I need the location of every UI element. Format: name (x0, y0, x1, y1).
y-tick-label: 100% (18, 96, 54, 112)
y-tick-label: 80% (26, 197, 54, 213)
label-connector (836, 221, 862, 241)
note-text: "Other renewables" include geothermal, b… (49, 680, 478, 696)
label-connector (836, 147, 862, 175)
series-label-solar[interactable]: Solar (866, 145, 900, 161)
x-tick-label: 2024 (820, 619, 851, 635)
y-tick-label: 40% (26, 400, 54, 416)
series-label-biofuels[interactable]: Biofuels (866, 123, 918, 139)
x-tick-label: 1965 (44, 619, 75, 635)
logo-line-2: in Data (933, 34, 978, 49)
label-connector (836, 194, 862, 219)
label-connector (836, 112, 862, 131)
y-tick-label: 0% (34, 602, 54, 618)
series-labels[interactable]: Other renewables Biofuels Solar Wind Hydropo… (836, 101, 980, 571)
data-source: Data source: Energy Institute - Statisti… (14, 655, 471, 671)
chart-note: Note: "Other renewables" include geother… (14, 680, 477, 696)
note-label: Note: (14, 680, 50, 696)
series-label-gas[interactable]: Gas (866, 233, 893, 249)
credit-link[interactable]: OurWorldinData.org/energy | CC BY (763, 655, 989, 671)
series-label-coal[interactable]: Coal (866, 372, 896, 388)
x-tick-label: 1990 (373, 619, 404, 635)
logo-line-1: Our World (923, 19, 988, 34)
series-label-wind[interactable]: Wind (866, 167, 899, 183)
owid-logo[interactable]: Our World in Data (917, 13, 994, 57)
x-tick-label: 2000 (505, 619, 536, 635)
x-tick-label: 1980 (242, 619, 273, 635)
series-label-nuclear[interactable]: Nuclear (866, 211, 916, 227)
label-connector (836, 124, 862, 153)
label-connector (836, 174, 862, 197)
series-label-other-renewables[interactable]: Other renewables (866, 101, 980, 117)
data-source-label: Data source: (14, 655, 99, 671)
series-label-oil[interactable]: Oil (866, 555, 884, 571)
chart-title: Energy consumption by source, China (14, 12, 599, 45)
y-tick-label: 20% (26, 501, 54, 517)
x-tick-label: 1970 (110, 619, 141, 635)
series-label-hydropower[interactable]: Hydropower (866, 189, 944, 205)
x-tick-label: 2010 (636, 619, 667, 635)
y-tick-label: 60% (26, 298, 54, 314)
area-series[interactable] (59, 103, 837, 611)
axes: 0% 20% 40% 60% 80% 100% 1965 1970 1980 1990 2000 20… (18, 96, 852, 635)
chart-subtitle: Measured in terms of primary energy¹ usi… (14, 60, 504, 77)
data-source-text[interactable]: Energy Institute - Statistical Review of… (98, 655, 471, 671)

**EXERCISE**
Could you return every line of the records above, copied character for character?

**REPLY TO THE TASK**
I need the location of every UI element. Format: name (x0, y0, x1, y1).
y-tick-label: 100% (18, 96, 54, 112)
y-tick-label: 80% (26, 197, 54, 213)
label-connector (836, 221, 862, 241)
note-text: "Other renewables" include geothermal, b… (49, 680, 478, 696)
label-connector (836, 147, 862, 175)
series-label-solar[interactable]: Solar (866, 145, 900, 161)
x-tick-label: 2024 (820, 619, 851, 635)
y-tick-label: 40% (26, 400, 54, 416)
series-label-biofuels[interactable]: Biofuels (866, 123, 918, 139)
x-tick-label: 1965 (44, 619, 75, 635)
logo-line-2: in Data (933, 34, 978, 49)
label-connector (836, 194, 862, 219)
label-connector (836, 112, 862, 131)
y-tick-label: 0% (34, 602, 54, 618)
series-labels[interactable]: Other renewables Biofuels Solar Wind Hydropo… (836, 101, 980, 571)
data-source: Data source: Energy Institute - Statisti… (14, 655, 471, 671)
chart-note: Note: "Other renewables" include geother… (14, 680, 477, 696)
note-label: Note: (14, 680, 50, 696)
series-label-gas[interactable]: Gas (866, 233, 893, 249)
credit-link[interactable]: OurWorldinData.org/energy | CC BY (763, 655, 989, 671)
series-label-coal[interactable]: Coal (866, 372, 896, 388)
x-tick-label: 1990 (373, 619, 404, 635)
logo-line-1: Our World (923, 19, 988, 34)
series-label-wind[interactable]: Wind (866, 167, 899, 183)
owid-logo[interactable]: Our World in Data (917, 13, 994, 57)
x-tick-label: 2000 (505, 619, 536, 635)
x-tick-label: 1980 (242, 619, 273, 635)
series-label-nuclear[interactable]: Nuclear (866, 211, 916, 227)
label-connector (836, 124, 862, 153)
label-connector (836, 174, 862, 197)
series-label-other-renewables[interactable]: Other renewables (866, 101, 980, 117)
data-source-label: Data source: (14, 655, 99, 671)
series-label-oil[interactable]: Oil (866, 555, 884, 571)
chart-title: Energy consumption by source, China (14, 12, 599, 45)
y-tick-label: 20% (26, 501, 54, 517)
x-tick-label: 1970 (110, 619, 141, 635)
series-label-hydropower[interactable]: Hydropower (866, 189, 944, 205)
x-tick-label: 2010 (636, 619, 667, 635)
y-tick-label: 60% (26, 298, 54, 314)
area-series[interactable] (59, 103, 837, 611)
axes: 0% 20% 40% 60% 80% 100% 1965 1970 1980 1990 2000 20… (18, 96, 852, 635)
chart-subtitle: Measured in terms of primary energy¹ usi… (14, 60, 504, 77)
data-source-text[interactable]: Energy Institute - Statistical Review of… (98, 655, 471, 671)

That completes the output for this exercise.